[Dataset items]
-- BEGIN --

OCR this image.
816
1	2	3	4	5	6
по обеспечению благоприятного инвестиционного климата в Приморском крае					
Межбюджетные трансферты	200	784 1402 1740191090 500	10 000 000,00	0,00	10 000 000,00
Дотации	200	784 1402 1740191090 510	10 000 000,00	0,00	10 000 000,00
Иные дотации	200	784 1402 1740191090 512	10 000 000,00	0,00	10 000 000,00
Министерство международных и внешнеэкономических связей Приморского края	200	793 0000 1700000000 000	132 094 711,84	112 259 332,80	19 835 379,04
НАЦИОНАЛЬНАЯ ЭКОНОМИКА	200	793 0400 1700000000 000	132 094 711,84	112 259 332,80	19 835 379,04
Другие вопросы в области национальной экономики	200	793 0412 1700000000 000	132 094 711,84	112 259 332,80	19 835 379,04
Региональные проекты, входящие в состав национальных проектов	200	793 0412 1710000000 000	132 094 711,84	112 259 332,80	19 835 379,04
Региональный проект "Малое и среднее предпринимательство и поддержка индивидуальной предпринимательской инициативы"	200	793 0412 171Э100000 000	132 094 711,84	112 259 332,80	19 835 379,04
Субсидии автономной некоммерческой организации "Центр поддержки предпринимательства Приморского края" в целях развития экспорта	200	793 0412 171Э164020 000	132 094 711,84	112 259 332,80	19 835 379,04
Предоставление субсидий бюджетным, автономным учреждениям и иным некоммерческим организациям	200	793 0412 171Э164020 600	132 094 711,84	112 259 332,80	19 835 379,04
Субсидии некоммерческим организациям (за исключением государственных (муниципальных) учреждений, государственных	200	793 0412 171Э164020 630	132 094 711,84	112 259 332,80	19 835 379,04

-- END --

### STATED GOAL
Of the lines in the records, how many contain the word "Приморского"? Answer with the number and nothing else.

### COMPLETE ANSWER
2